Records contained in a dataset:
....................
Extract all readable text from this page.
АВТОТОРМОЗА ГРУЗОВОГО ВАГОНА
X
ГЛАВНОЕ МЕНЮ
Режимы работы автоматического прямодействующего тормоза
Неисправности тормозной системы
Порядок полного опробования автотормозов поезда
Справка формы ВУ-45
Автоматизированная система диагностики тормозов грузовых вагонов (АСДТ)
....................
Aim of the task:
Print every record above exactly as written.

Written solution:
Extract all readable text from this page.
АВТОТОРМОЗА ГРУЗОВОГО ВАГОНА
X
ГЛАВНОЕ МЕНЮ
Режимы работы автоматического прямодействующего тормоза
Неисправности тормозной системы
Порядок полного опробования автотормозов поезда
Справка формы ВУ-45
Автоматизированная система диагностики тормозов грузовых вагонов (АСДТ)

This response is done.